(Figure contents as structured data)
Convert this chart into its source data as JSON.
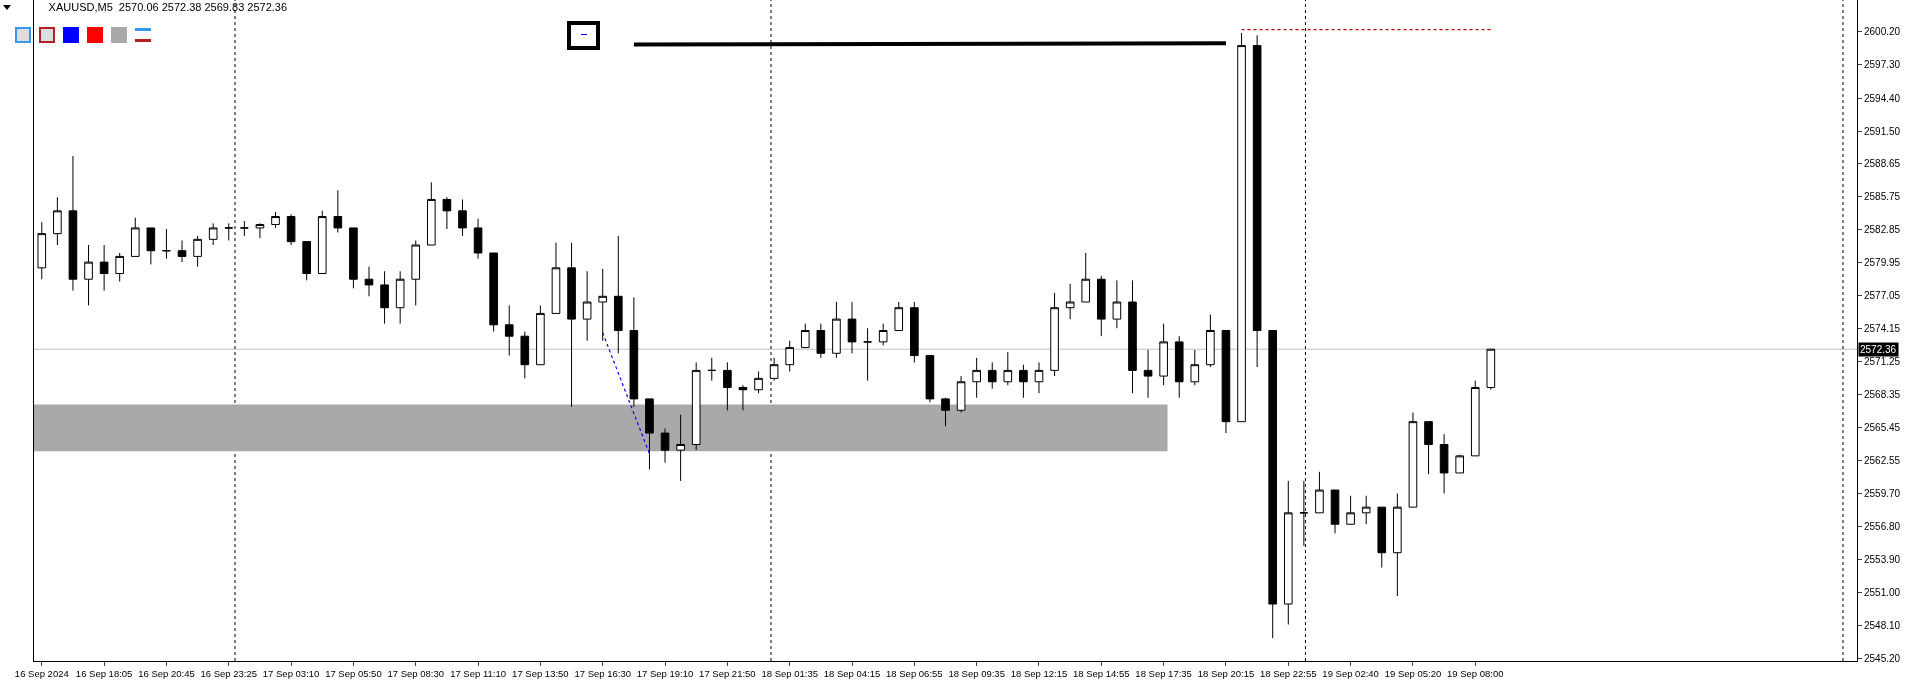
{
  "chart_data": {
    "type": "candlestick",
    "title": "XAUUSD,M5  2570.06 2572.38 2569.83 2572.36",
    "color": "#000000",
    "categories": [
      "16 Sep 2024",
      null,
      null,
      null,
      "16 Sep 18:05",
      null,
      null,
      null,
      "16 Sep 20:45",
      null,
      null,
      null,
      "16 Sep 23:25",
      null,
      null,
      null,
      "17 Sep 03:10",
      null,
      null,
      null,
      "17 Sep 05:50",
      null,
      null,
      null,
      "17 Sep 08:30",
      null,
      null,
      null,
      "17 Sep 11:10",
      null,
      null,
      null,
      "17 Sep 13:50",
      null,
      null,
      null,
      "17 Sep 16:30",
      null,
      null,
      null,
      "17 Sep 19:10",
      null,
      null,
      null,
      "17 Sep 21:50",
      null,
      null,
      null,
      "18 Sep 01:35",
      null,
      null,
      null,
      "18 Sep 04:15",
      null,
      null,
      null,
      "18 Sep 06:55",
      null,
      null,
      null,
      "18 Sep 09:35",
      null,
      null,
      null,
      "18 Sep 12:15",
      null,
      null,
      null,
      "18 Sep 14:55",
      null,
      null,
      null,
      "18 Sep 17:35",
      null,
      null,
      null,
      "18 Sep 20:15",
      null,
      null,
      null,
      "18 Sep 22:55",
      null,
      null,
      null,
      "19 Sep 02:40",
      null,
      null,
      null,
      "19 Sep 05:20",
      null,
      null,
      null,
      "19 Sep 08:00",
      null,
      null,
      null,
      null,
      null,
      null,
      null,
      null,
      null,
      null,
      null,
      null,
      null,
      null,
      null,
      null,
      null,
      null,
      null,
      null,
      null,
      null,
      null,
      null
    ],
    "ohlc": [
      [
        2579.5,
        2583.5,
        2578.5,
        2582.5
      ],
      [
        2582.5,
        2585.7,
        2581.5,
        2584.5
      ],
      [
        2584.5,
        2589.3,
        2577.5,
        2578.5
      ],
      [
        2578.5,
        2581.5,
        2576.2,
        2580
      ],
      [
        2580,
        2581.5,
        2577.5,
        2579
      ],
      [
        2579,
        2580.8,
        2578.3,
        2580.5
      ],
      [
        2580.5,
        2583.9,
        2580.5,
        2583
      ],
      [
        2583,
        2583,
        2579.8,
        2581
      ],
      [
        2581,
        2582.9,
        2580.3,
        2581
      ],
      [
        2581,
        2581.9,
        2580,
        2580.5
      ],
      [
        2580.5,
        2582.3,
        2579.6,
        2582
      ],
      [
        2582,
        2583.4,
        2581.5,
        2583
      ],
      [
        2583,
        2583.4,
        2581.9,
        2583
      ],
      [
        2583,
        2583.6,
        2582.3,
        2583
      ],
      [
        2583,
        2583.4,
        2582.1,
        2583.3
      ],
      [
        2583.3,
        2584.4,
        2583,
        2584
      ],
      [
        2584,
        2584.2,
        2581.5,
        2581.8
      ],
      [
        2581.8,
        2581.8,
        2578.4,
        2579
      ],
      [
        2579,
        2584.5,
        2579,
        2584
      ],
      [
        2584,
        2586.3,
        2582.6,
        2583
      ],
      [
        2583,
        2583,
        2577.7,
        2578.5
      ],
      [
        2578.5,
        2579.6,
        2577,
        2578
      ],
      [
        2578,
        2579.2,
        2574.6,
        2576
      ],
      [
        2576,
        2579.2,
        2574.6,
        2578.5
      ],
      [
        2578.5,
        2581.9,
        2576.2,
        2581.5
      ],
      [
        2581.5,
        2587,
        2581.5,
        2585.5
      ],
      [
        2585.5,
        2585.7,
        2582.9,
        2584.5
      ],
      [
        2584.5,
        2585.5,
        2582.3,
        2583
      ],
      [
        2583,
        2583.8,
        2580.3,
        2580.8
      ],
      [
        2580.8,
        2580.8,
        2573.9,
        2574.5
      ],
      [
        2574.5,
        2576.2,
        2571.8,
        2573.5
      ],
      [
        2573.5,
        2573.9,
        2569.8,
        2571
      ],
      [
        2571,
        2576.2,
        2571,
        2575.5
      ],
      [
        2575.5,
        2581.7,
        2575.5,
        2579.5
      ],
      [
        2579.5,
        2581.7,
        2567.3,
        2575
      ],
      [
        2575,
        2579.2,
        2573.1,
        2576.5
      ],
      [
        2576.5,
        2579.4,
        2573.1,
        2577
      ],
      [
        2577,
        2582.3,
        2572,
        2574
      ],
      [
        2574,
        2576.9,
        2567.3,
        2568
      ],
      [
        2568,
        2568,
        2561.8,
        2565
      ],
      [
        2565,
        2565.4,
        2562.4,
        2563.5
      ],
      [
        2563.5,
        2566.6,
        2560.8,
        2564
      ],
      [
        2564,
        2571.2,
        2563.5,
        2570.5
      ],
      [
        2570.5,
        2571.6,
        2569.6,
        2570.5
      ],
      [
        2570.5,
        2571.2,
        2567,
        2569
      ],
      [
        2569,
        2569.2,
        2567,
        2568.8
      ],
      [
        2568.8,
        2570.4,
        2568.5,
        2569.8
      ],
      [
        2569.8,
        2571.6,
        2569.6,
        2571
      ],
      [
        2571,
        2573.1,
        2570.4,
        2572.5
      ],
      [
        2572.5,
        2574.6,
        2572.5,
        2574
      ],
      [
        2574,
        2574.6,
        2571.6,
        2572
      ],
      [
        2572,
        2576.5,
        2571.6,
        2575
      ],
      [
        2575,
        2576.5,
        2572,
        2573
      ],
      [
        2573,
        2574.2,
        2569.6,
        2573
      ],
      [
        2573,
        2574.6,
        2572.7,
        2574
      ],
      [
        2574,
        2576.5,
        2574,
        2576
      ],
      [
        2576,
        2576.5,
        2571.2,
        2571.8
      ],
      [
        2571.8,
        2571.8,
        2567.7,
        2568
      ],
      [
        2568,
        2568.1,
        2565.6,
        2567
      ],
      [
        2567,
        2570,
        2566.8,
        2569.5
      ],
      [
        2569.5,
        2571.6,
        2568.1,
        2570.5
      ],
      [
        2570.5,
        2571.2,
        2568.9,
        2569.5
      ],
      [
        2569.5,
        2572.1,
        2569.2,
        2570.5
      ],
      [
        2570.5,
        2571,
        2568.1,
        2569.5
      ],
      [
        2569.5,
        2571.2,
        2568.5,
        2570.5
      ],
      [
        2570.5,
        2577.3,
        2570,
        2576
      ],
      [
        2576,
        2578.1,
        2575,
        2576.5
      ],
      [
        2576.5,
        2580.8,
        2576.5,
        2578.5
      ],
      [
        2578.5,
        2578.8,
        2573.5,
        2575
      ],
      [
        2575,
        2578.4,
        2574.2,
        2576.5
      ],
      [
        2576.5,
        2578.4,
        2568.5,
        2570.5
      ],
      [
        2570.5,
        2572.3,
        2568.1,
        2570
      ],
      [
        2570,
        2574.6,
        2569.2,
        2573
      ],
      [
        2573,
        2573.5,
        2568.1,
        2569.5
      ],
      [
        2569.5,
        2572.3,
        2569.2,
        2571
      ],
      [
        2571,
        2575.4,
        2570.8,
        2574
      ],
      [
        2574,
        2574,
        2565,
        2566
      ],
      [
        2566,
        2600.1,
        2566,
        2599
      ],
      [
        2599,
        2599.9,
        2570.8,
        2574
      ],
      [
        2574,
        2574,
        2547,
        2550
      ],
      [
        2550,
        2560.8,
        2548.2,
        2558
      ],
      [
        2558,
        2560.8,
        2555.1,
        2558
      ],
      [
        2558,
        2561.6,
        2558,
        2560
      ],
      [
        2560,
        2560,
        2556.2,
        2557
      ],
      [
        2557,
        2559.5,
        2557,
        2558
      ],
      [
        2558,
        2559.5,
        2557,
        2558.5
      ],
      [
        2558.5,
        2558.5,
        2553.2,
        2554.5
      ],
      [
        2554.5,
        2559.7,
        2550.7,
        2558.5
      ],
      [
        2558.5,
        2566.8,
        2558.5,
        2566
      ],
      [
        2566,
        2566,
        2561.4,
        2564
      ],
      [
        2564,
        2564.9,
        2559.7,
        2561.5
      ],
      [
        2561.5,
        2563.1,
        2561.5,
        2563
      ],
      [
        2563,
        2569.6,
        2563,
        2569
      ],
      [
        2569,
        2572.38,
        2568.8,
        2572.36
      ],
      null,
      null,
      null,
      null,
      null,
      null,
      null,
      null,
      null,
      null,
      null,
      null,
      null,
      null,
      null,
      null,
      null,
      null,
      null,
      null,
      null,
      null,
      null
    ],
    "bands": [
      {
        "axis": "y",
        "from": 2563.4,
        "to": 2567.5,
        "color": "#a9a9a9"
      }
    ],
    "series": [
      {
        "type": "line",
        "color": "#000000",
        "line_style": "solid",
        "values": [
          null,
          null,
          null,
          null,
          null,
          null,
          null,
          null,
          null,
          null,
          null,
          null,
          null,
          null,
          null,
          null,
          null,
          null,
          null,
          null,
          null,
          null,
          null,
          null,
          null,
          null,
          null,
          null,
          null,
          null,
          null,
          null,
          null,
          null,
          null,
          null,
          null,
          null,
          2599.1,
          null,
          null,
          null,
          null,
          null,
          null,
          null,
          null,
          null,
          null,
          null,
          null,
          null,
          null,
          null,
          null,
          null,
          null,
          null,
          null,
          null,
          null,
          null,
          null,
          null,
          null,
          null,
          null,
          null,
          null,
          null,
          null,
          null,
          null,
          null,
          null,
          null,
          2599.2,
          null,
          null,
          null,
          null,
          null,
          null,
          null,
          null,
          null,
          null,
          null,
          null,
          null,
          null,
          null,
          null,
          null,
          null,
          null,
          null,
          null,
          null,
          null,
          null,
          null,
          null,
          null,
          null,
          null,
          null,
          null,
          null,
          null,
          null,
          null,
          null,
          null,
          null,
          null,
          null
        ]
      },
      {
        "type": "line",
        "color": "#0000ff",
        "line_style": "dotted",
        "values": [
          null,
          null,
          null,
          null,
          null,
          null,
          null,
          null,
          null,
          null,
          null,
          null,
          null,
          null,
          null,
          null,
          null,
          null,
          null,
          null,
          null,
          null,
          null,
          null,
          null,
          null,
          null,
          null,
          null,
          null,
          null,
          null,
          null,
          null,
          null,
          null,
          2573.8,
          null,
          null,
          2563.2,
          null,
          null,
          null,
          null,
          null,
          null,
          null,
          null,
          null,
          null,
          null,
          null,
          null,
          null,
          null,
          null,
          null,
          null,
          null,
          null,
          null,
          null,
          null,
          null,
          null,
          null,
          null,
          null,
          null,
          null,
          null,
          null,
          null,
          null,
          null,
          null,
          null,
          null,
          null,
          null,
          null,
          null,
          null,
          null,
          null,
          null,
          null,
          null,
          null,
          null,
          null,
          null,
          null,
          null,
          null,
          null,
          null,
          null,
          null,
          null,
          null,
          null,
          null,
          null,
          null,
          null,
          null,
          null,
          null,
          null,
          null,
          null,
          null,
          null,
          null,
          null,
          null
        ]
      },
      {
        "type": "line",
        "color": "#c00000",
        "line_style": "dotted",
        "values": [
          null,
          null,
          null,
          null,
          null,
          null,
          null,
          null,
          null,
          null,
          null,
          null,
          null,
          null,
          null,
          null,
          null,
          null,
          null,
          null,
          null,
          null,
          null,
          null,
          null,
          null,
          null,
          null,
          null,
          null,
          null,
          null,
          null,
          null,
          null,
          null,
          null,
          null,
          null,
          null,
          null,
          null,
          null,
          null,
          null,
          null,
          null,
          null,
          null,
          null,
          null,
          null,
          null,
          null,
          null,
          null,
          null,
          null,
          null,
          null,
          null,
          null,
          null,
          null,
          null,
          null,
          null,
          null,
          null,
          null,
          null,
          null,
          null,
          null,
          null,
          null,
          null,
          2600.4,
          null,
          null,
          null,
          null,
          null,
          null,
          null,
          null,
          null,
          null,
          null,
          null,
          null,
          null,
          null,
          2600.4,
          null,
          null,
          null,
          null,
          null,
          null,
          null,
          null,
          null,
          null,
          null,
          null,
          null,
          null,
          null,
          null,
          null,
          null,
          null,
          null,
          null,
          null,
          null
        ]
      }
    ],
    "ylim": [
      2545.0,
      2603.0
    ],
    "yticks": [
      {
        "value": 2600.2,
        "label": "2600.20"
      },
      {
        "value": 2597.3,
        "label": "2597.30"
      },
      {
        "value": 2594.4,
        "label": "2594.40"
      },
      {
        "value": 2591.5,
        "label": "2591.50"
      },
      {
        "value": 2588.65,
        "label": "2588.65"
      },
      {
        "value": 2585.75,
        "label": "2585.75"
      },
      {
        "value": 2582.85,
        "label": "2582.85"
      },
      {
        "value": 2579.95,
        "label": "2579.95"
      },
      {
        "value": 2577.05,
        "label": "2577.05"
      },
      {
        "value": 2574.15,
        "label": "2574.15"
      },
      {
        "value": 2571.25,
        "label": "2571.25"
      },
      {
        "value": 2568.35,
        "label": "2568.35"
      },
      {
        "value": 2565.45,
        "label": "2565.45"
      },
      {
        "value": 2562.55,
        "label": "2562.55"
      },
      {
        "value": 2559.7,
        "label": "2559.70"
      },
      {
        "value": 2556.8,
        "label": "2556.80"
      },
      {
        "value": 2553.9,
        "label": "2553.90"
      },
      {
        "value": 2551.0,
        "label": "2551.00"
      },
      {
        "value": 2548.1,
        "label": "2548.10"
      },
      {
        "value": 2545.2,
        "label": "2545.20"
      }
    ],
    "ref_lines": [
      {
        "axis": "y",
        "value": 2572.36,
        "label": "2572.36",
        "color": "#c0c0c0",
        "line_style": "solid"
      }
    ]
  }
}
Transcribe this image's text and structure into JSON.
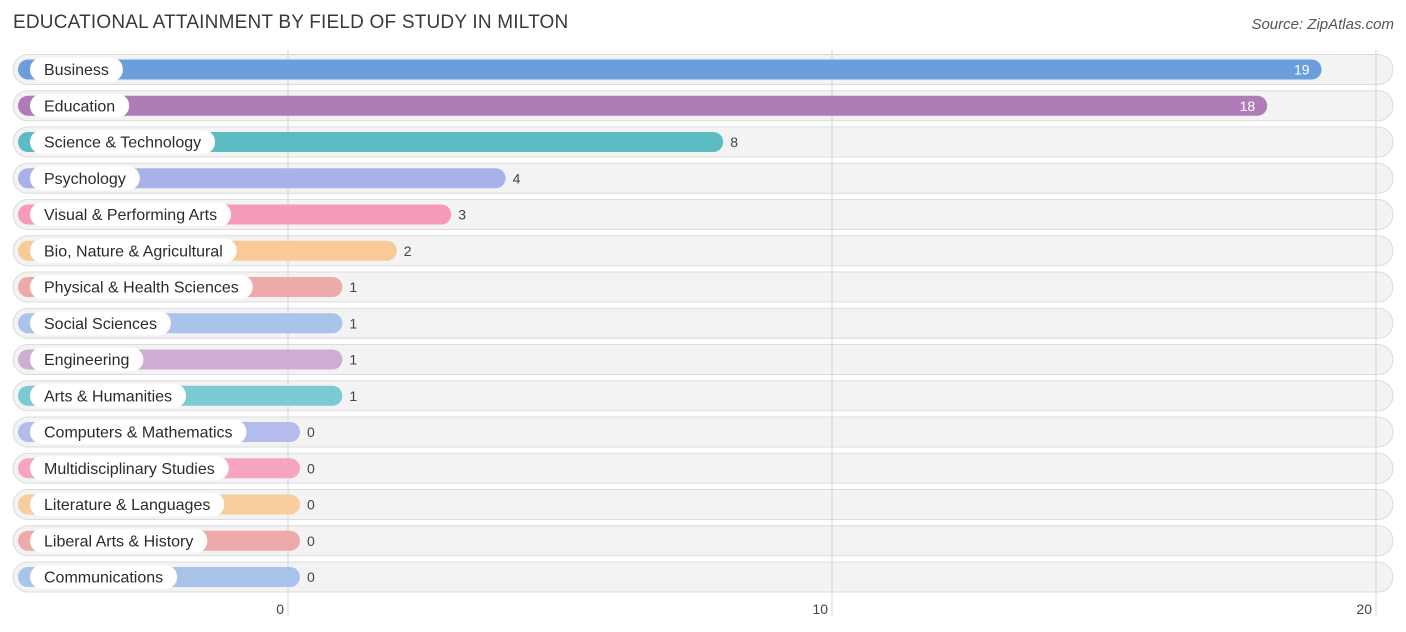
{
  "header": {
    "title": "EDUCATIONAL ATTAINMENT BY FIELD OF STUDY IN MILTON",
    "source": "Source: ZipAtlas.com"
  },
  "chart_data": {
    "type": "bar",
    "orientation": "horizontal",
    "title": "EDUCATIONAL ATTAINMENT BY FIELD OF STUDY IN MILTON",
    "xlim": [
      0,
      20
    ],
    "xticks": [
      0,
      10,
      20
    ],
    "grid": true,
    "categories": [
      "Business",
      "Education",
      "Science & Technology",
      "Psychology",
      "Visual & Performing Arts",
      "Bio, Nature & Agricultural",
      "Physical & Health Sciences",
      "Social Sciences",
      "Engineering",
      "Arts & Humanities",
      "Computers & Mathematics",
      "Multidisciplinary Studies",
      "Literature & Languages",
      "Liberal Arts & History",
      "Communications"
    ],
    "values": [
      19,
      18,
      8,
      4,
      3,
      2,
      1,
      1,
      1,
      1,
      0,
      0,
      0,
      0,
      0
    ],
    "colors": [
      "#6a9fdc",
      "#b07cb8",
      "#5bbcc4",
      "#a9b2e6",
      "#f59ab8",
      "#f9c997",
      "#eeaaa8",
      "#a8c4ea",
      "#cdaed2",
      "#7ccbd2",
      "#b3bcec",
      "#f6a4c2",
      "#f8cd9e",
      "#eeaaa8",
      "#a8c4ea"
    ]
  }
}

= WHAT YOU ARE ASKED TO DO =
Search the entries for the word "Sciences" and pick out every line that holds it.

= REPLY =
      "Physical & Health Sciences",
      "Social Sciences",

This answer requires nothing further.